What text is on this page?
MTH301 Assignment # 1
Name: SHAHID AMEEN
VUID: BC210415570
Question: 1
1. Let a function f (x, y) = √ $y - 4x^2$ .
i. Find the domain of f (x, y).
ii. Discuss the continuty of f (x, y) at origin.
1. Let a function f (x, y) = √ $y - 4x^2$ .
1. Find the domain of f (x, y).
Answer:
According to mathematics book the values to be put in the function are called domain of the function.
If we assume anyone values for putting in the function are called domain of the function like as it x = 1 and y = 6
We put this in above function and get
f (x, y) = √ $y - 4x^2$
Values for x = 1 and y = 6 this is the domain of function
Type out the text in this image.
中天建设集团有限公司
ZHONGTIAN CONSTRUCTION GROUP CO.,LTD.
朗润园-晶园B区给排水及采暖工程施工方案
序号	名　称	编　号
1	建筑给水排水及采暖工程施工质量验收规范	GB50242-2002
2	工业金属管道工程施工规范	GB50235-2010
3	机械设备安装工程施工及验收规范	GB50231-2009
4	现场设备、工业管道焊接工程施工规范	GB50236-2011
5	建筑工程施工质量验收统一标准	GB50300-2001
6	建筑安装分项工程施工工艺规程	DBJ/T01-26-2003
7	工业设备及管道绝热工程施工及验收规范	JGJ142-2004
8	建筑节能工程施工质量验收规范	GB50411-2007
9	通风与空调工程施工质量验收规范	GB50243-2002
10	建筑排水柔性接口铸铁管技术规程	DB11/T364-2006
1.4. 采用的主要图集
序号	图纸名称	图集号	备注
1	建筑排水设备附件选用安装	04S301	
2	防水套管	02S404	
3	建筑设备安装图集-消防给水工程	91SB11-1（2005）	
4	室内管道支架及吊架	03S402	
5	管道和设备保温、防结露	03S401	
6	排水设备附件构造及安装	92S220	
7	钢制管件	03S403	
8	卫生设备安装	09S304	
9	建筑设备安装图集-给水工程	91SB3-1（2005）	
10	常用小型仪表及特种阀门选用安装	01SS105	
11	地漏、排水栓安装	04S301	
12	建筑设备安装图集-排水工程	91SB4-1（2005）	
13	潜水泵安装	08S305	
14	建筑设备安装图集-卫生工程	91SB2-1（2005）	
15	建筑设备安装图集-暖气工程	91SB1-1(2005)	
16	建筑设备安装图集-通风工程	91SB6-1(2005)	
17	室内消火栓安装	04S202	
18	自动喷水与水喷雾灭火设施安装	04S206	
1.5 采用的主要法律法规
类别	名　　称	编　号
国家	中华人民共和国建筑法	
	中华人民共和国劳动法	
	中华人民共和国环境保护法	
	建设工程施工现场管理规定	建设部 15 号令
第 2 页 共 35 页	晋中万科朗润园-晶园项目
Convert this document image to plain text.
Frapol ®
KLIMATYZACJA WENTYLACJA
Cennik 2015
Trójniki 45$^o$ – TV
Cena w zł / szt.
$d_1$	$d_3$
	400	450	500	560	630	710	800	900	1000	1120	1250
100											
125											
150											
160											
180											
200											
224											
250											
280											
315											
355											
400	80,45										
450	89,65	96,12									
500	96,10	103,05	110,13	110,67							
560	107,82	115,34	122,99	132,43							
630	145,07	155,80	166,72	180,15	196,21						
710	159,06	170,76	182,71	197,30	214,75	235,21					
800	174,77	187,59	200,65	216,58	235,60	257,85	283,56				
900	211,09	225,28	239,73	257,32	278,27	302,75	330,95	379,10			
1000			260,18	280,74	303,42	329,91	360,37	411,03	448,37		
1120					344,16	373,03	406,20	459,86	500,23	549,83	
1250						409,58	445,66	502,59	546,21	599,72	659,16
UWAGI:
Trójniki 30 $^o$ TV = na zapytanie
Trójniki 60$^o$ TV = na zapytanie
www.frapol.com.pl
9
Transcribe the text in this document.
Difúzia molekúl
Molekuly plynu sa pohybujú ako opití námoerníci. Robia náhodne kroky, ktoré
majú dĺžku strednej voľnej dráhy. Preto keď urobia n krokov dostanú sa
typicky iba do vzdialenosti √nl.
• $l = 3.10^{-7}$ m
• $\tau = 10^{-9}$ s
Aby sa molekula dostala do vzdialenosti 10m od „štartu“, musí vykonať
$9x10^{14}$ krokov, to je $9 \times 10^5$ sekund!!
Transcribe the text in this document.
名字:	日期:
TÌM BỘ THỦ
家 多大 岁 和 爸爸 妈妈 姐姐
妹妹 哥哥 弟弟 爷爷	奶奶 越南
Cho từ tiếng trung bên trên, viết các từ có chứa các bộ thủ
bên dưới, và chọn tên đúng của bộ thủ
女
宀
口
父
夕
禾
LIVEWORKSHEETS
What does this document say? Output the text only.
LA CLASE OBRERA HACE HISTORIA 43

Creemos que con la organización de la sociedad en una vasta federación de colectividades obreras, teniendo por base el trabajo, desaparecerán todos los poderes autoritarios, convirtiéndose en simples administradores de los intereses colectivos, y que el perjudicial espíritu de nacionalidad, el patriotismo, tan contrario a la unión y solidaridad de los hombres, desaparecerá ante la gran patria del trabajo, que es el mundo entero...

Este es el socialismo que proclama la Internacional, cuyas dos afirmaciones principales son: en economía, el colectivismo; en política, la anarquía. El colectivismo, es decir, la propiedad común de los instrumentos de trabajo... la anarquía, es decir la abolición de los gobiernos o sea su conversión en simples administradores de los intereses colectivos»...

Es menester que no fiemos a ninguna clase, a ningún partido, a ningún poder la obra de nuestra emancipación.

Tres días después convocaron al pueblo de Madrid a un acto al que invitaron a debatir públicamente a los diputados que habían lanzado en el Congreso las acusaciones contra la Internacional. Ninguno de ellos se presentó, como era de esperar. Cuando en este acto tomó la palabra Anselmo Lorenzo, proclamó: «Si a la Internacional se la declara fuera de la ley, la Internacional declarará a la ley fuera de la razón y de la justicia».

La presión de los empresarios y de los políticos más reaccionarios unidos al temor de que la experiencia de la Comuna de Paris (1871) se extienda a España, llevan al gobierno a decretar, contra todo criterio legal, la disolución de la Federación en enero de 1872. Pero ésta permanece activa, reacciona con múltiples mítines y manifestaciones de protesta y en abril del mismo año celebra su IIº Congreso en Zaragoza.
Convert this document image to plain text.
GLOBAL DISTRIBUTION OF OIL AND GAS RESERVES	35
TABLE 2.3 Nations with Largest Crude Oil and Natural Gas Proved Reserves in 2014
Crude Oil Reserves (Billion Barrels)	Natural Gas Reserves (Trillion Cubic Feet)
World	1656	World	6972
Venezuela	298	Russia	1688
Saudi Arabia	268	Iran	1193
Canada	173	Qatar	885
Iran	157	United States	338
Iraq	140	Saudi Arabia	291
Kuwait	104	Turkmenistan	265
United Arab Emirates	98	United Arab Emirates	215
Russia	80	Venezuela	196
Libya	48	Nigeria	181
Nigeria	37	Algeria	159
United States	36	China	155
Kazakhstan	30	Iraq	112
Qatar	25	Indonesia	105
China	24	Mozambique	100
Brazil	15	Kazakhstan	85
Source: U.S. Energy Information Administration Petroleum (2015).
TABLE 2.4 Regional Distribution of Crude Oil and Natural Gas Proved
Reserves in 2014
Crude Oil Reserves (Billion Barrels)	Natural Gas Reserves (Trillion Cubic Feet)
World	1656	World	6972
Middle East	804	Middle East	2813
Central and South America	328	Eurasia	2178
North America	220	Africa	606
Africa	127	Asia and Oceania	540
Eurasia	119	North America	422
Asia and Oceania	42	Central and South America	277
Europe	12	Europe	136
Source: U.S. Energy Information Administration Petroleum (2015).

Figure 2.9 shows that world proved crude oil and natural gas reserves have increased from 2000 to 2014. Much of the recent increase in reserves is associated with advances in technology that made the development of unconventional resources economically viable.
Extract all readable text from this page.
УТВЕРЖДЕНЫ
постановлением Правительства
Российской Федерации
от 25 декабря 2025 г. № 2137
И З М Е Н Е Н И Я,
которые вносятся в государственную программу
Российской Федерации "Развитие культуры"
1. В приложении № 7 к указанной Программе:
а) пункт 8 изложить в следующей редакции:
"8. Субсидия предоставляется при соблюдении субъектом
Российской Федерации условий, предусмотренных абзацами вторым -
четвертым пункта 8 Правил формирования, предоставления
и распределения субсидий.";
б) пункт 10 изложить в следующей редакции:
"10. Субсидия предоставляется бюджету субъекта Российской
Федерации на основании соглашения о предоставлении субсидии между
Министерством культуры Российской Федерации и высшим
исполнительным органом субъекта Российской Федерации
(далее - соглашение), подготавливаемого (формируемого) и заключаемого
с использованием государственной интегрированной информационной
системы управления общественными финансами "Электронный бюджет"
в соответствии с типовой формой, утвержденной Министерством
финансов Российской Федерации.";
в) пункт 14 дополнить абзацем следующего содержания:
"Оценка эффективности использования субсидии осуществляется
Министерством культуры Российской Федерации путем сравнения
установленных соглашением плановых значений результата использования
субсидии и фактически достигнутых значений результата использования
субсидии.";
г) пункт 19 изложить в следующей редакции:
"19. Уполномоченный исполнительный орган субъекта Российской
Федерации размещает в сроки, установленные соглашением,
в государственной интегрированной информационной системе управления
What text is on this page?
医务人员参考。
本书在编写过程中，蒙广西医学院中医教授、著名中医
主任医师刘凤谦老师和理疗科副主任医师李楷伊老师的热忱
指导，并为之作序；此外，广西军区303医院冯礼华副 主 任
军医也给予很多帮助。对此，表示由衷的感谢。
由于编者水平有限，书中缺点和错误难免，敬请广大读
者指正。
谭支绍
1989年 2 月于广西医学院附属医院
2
□ □ □
* THE REQUEST: Determine the number of lines in the records that include the string "Субсидия", and respond with that number only.

* ANSWER TO THIS PROBLEM: 2